Extracted data entries
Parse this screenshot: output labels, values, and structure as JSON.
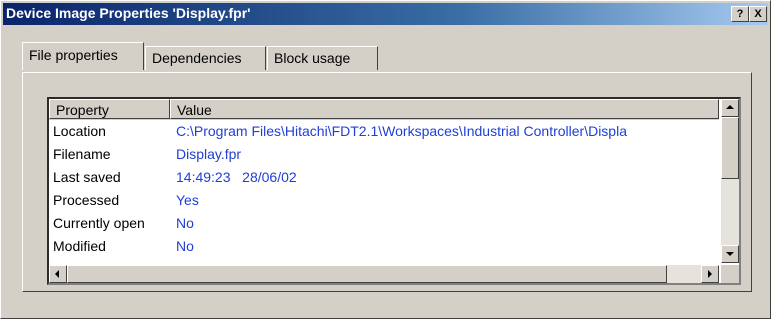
{
  "window": {
    "title": "Device Image Properties 'Display.fpr'",
    "help_label": "?",
    "close_label": "X"
  },
  "tabs": [
    {
      "label": "File properties",
      "active": true
    },
    {
      "label": "Dependencies",
      "active": false
    },
    {
      "label": "Block usage",
      "active": false
    }
  ],
  "list": {
    "columns": [
      "Property",
      "Value"
    ],
    "rows": [
      {
        "property": "Location",
        "value": "C:\\Program Files\\Hitachi\\FDT2.1\\Workspaces\\Industrial Controller\\Displa"
      },
      {
        "property": "Filename",
        "value": "Display.fpr"
      },
      {
        "property": "Last saved",
        "value": "14:49:23   28/06/02"
      },
      {
        "property": "Processed",
        "value": "Yes"
      },
      {
        "property": "Currently open",
        "value": "No"
      },
      {
        "property": "Modified",
        "value": "No"
      }
    ]
  },
  "colors": {
    "titlebar_start": "#0a246a",
    "value_text": "#1f3fd6",
    "face": "#d4d0c8"
  }
}
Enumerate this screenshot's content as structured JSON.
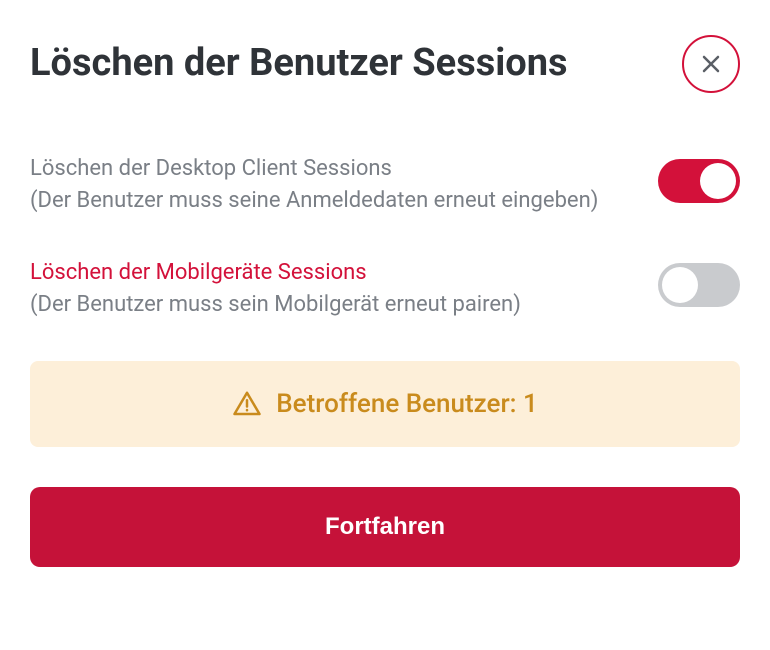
{
  "dialog": {
    "title": "Löschen der Benutzer Sessions",
    "options": [
      {
        "label": "Löschen der Desktop Client Sessions",
        "desc": "(Der Benutzer muss seine Anmeldedaten erneut eingeben)",
        "on": true,
        "warn": false
      },
      {
        "label": "Löschen der Mobilgeräte Sessions",
        "desc": "(Der Benutzer muss sein Mobilgerät erneut pairen)",
        "on": false,
        "warn": true
      }
    ],
    "banner": {
      "text": "Betroffene Benutzer: 1"
    },
    "primary_button": "Fortfahren"
  }
}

What you will do
Quote each record exactly as it stands, minus the pictures.

Result for this task
Parse this screenshot: output labels, values, and structure as JSON.
{
  "window": {
    "title": "Device Image Properties 'Display.fpr'",
    "help_label": "?",
    "close_label": "X"
  },
  "tabs": [
    {
      "label": "File properties",
      "active": true
    },
    {
      "label": "Dependencies",
      "active": false
    },
    {
      "label": "Block usage",
      "active": false
    }
  ],
  "list": {
    "columns": [
      "Property",
      "Value"
    ],
    "rows": [
      {
        "property": "Location",
        "value": "C:\\Program Files\\Hitachi\\FDT2.1\\Workspaces\\Industrial Controller\\Displa"
      },
      {
        "property": "Filename",
        "value": "Display.fpr"
      },
      {
        "property": "Last saved",
        "value": "14:49:23   28/06/02"
      },
      {
        "property": "Processed",
        "value": "Yes"
      },
      {
        "property": "Currently open",
        "value": "No"
      },
      {
        "property": "Modified",
        "value": "No"
      }
    ]
  },
  "colors": {
    "titlebar_start": "#0a246a",
    "value_text": "#1f3fd6",
    "face": "#d4d0c8"
  }
}
Enumerate this screenshot's content as structured JSON.
{
  "dialog": {
    "title": "Löschen der Benutzer Sessions",
    "options": [
      {
        "label": "Löschen der Desktop Client Sessions",
        "desc": "(Der Benutzer muss seine Anmeldedaten erneut eingeben)",
        "on": true,
        "warn": false
      },
      {
        "label": "Löschen der Mobilgeräte Sessions",
        "desc": "(Der Benutzer muss sein Mobilgerät erneut pairen)",
        "on": false,
        "warn": true
      }
    ],
    "banner": {
      "text": "Betroffene Benutzer: 1"
    },
    "primary_button": "Fortfahren"
  }
}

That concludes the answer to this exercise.